EXERCISE DESCRIPTION:
Show only lines that include "setup".

GIVEN RECORDS:
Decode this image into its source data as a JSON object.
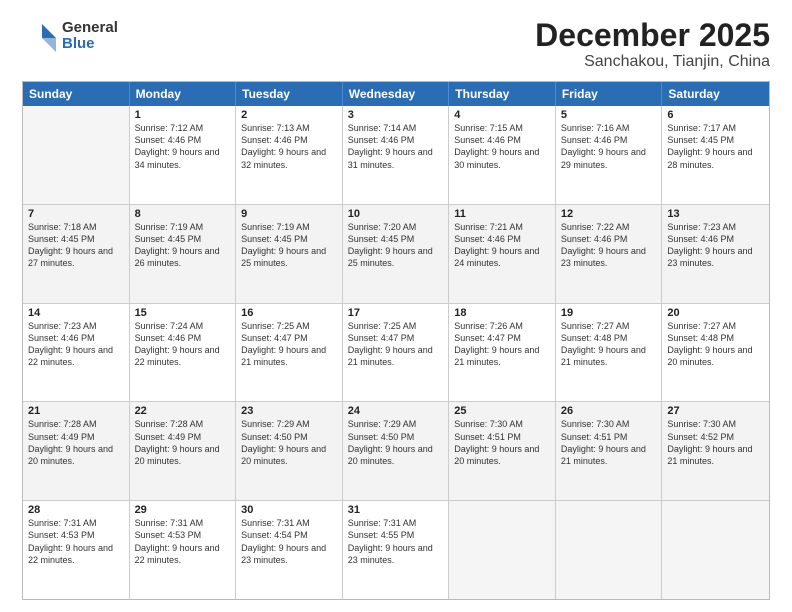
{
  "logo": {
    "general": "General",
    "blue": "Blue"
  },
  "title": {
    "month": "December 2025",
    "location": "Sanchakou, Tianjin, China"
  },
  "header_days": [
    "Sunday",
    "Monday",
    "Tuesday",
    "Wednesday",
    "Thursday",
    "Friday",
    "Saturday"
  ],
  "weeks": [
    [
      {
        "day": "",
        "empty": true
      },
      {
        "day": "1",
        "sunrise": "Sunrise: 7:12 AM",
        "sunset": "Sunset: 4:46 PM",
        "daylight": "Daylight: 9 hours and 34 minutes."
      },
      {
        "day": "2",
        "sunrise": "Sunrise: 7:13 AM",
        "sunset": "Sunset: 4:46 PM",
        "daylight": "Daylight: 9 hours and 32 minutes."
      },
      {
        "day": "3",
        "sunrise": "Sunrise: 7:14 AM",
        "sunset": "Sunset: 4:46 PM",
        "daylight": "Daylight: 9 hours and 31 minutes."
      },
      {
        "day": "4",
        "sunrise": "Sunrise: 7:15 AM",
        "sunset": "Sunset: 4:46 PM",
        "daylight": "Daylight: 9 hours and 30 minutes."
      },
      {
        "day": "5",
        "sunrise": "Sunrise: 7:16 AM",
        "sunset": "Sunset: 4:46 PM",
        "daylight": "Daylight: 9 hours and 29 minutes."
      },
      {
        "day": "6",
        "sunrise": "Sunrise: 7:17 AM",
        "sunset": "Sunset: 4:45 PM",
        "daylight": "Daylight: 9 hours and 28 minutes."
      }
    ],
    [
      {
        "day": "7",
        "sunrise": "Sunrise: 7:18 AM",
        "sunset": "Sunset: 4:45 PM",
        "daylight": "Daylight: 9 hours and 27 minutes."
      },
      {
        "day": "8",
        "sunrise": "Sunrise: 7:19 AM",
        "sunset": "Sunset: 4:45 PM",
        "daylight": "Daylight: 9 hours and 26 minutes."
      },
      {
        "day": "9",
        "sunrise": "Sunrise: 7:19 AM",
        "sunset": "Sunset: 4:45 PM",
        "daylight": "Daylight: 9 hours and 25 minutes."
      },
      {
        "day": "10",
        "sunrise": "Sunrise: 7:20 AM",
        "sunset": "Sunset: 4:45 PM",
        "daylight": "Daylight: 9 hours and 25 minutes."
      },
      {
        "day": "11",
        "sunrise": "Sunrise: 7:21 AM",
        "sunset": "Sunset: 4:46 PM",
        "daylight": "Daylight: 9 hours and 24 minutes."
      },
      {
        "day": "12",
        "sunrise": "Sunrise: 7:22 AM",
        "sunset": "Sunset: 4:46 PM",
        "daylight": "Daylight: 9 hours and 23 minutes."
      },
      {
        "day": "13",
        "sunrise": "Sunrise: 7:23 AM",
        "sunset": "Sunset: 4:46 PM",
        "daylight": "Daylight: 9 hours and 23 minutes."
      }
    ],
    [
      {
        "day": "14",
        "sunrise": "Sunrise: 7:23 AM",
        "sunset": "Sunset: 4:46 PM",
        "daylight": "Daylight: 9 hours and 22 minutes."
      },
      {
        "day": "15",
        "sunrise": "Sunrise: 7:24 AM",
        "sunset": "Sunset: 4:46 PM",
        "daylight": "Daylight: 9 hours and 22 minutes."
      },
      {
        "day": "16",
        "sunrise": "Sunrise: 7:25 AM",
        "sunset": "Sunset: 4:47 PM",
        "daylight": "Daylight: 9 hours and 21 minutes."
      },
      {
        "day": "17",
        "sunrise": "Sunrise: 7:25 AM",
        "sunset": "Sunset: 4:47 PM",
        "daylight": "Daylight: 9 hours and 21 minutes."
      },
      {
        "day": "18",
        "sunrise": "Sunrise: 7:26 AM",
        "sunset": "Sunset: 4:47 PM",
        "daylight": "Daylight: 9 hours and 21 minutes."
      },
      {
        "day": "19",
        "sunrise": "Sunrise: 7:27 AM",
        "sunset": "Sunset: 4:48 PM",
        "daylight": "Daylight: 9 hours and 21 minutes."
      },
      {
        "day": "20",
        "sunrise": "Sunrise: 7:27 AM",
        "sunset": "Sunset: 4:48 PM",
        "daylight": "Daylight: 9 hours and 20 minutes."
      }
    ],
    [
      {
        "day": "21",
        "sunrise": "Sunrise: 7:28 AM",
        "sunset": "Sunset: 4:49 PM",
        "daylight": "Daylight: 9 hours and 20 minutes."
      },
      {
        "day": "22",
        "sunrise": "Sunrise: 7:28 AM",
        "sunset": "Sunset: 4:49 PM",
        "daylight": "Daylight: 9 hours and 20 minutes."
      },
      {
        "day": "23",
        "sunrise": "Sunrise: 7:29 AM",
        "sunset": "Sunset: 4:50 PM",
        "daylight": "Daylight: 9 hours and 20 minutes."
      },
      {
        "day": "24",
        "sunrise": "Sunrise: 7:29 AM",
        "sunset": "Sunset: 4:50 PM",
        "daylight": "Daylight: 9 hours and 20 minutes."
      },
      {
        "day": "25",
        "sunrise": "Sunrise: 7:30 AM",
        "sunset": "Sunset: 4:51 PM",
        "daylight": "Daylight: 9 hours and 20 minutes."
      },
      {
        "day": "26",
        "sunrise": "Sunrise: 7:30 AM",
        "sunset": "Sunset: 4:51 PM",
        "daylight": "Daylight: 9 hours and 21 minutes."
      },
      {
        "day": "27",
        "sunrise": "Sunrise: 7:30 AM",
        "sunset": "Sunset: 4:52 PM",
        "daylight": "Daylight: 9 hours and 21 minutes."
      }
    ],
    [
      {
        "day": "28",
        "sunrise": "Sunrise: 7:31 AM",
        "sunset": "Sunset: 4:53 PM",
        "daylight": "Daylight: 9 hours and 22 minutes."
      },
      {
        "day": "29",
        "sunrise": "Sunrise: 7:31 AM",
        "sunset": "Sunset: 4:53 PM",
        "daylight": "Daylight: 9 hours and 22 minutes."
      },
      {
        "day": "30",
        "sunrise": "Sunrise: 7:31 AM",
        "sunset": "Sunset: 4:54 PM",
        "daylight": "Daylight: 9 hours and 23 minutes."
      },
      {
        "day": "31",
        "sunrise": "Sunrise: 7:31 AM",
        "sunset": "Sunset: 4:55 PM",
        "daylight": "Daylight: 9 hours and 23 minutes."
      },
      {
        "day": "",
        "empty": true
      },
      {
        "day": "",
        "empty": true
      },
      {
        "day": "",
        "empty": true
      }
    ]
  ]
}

---

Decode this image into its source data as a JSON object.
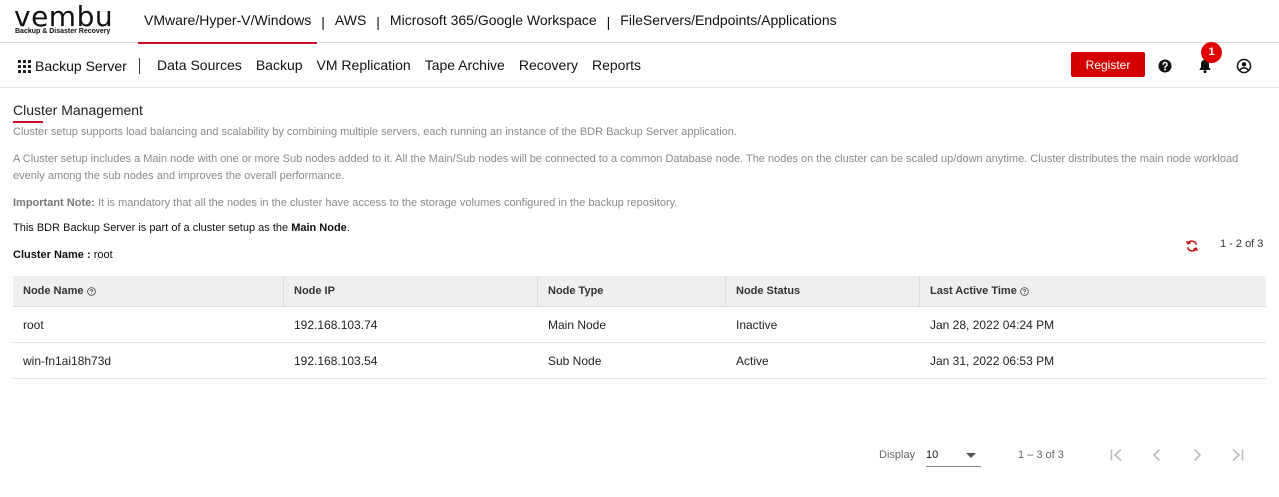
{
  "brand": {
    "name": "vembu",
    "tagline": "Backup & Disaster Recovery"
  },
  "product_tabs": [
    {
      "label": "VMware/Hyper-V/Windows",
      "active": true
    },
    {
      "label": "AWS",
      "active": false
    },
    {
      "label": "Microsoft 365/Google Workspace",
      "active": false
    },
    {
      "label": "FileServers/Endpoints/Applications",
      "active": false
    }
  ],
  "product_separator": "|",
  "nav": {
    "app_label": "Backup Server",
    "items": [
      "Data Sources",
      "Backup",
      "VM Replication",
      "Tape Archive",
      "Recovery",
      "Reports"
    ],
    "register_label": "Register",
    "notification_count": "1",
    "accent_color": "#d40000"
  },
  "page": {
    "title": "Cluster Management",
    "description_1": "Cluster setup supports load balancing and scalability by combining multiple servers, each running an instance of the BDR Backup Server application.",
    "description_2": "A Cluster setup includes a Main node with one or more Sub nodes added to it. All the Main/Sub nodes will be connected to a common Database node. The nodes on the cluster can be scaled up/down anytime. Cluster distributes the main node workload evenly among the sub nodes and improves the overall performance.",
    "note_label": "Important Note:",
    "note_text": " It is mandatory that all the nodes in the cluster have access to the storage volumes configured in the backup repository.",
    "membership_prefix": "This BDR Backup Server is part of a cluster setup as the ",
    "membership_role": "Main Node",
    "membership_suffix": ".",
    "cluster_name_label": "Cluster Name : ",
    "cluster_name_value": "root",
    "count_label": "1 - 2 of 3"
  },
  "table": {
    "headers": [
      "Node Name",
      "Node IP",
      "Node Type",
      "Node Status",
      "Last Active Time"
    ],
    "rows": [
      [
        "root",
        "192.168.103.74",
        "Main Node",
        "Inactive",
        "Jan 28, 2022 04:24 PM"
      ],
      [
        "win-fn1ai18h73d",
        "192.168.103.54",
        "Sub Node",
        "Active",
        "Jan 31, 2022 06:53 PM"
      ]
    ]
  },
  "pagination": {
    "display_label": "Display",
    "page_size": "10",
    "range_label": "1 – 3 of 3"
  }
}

FINAL RESULT:
    "description_1": "Cluster setup supports load balancing and scalability by combining multiple servers, each running an instance of the BDR Backup Server application.",
    "description_2": "A Cluster setup includes a Main node with one or more Sub nodes added to it. All the Main/Sub nodes will be connected to a common Database node. The nodes on the cluster can be scaled up/down anytime. Cluster distributes the main node workload evenly among the sub nodes and improves the overall performance.",
    "membership_prefix": "This BDR Backup Server is part of a cluster setup as the ",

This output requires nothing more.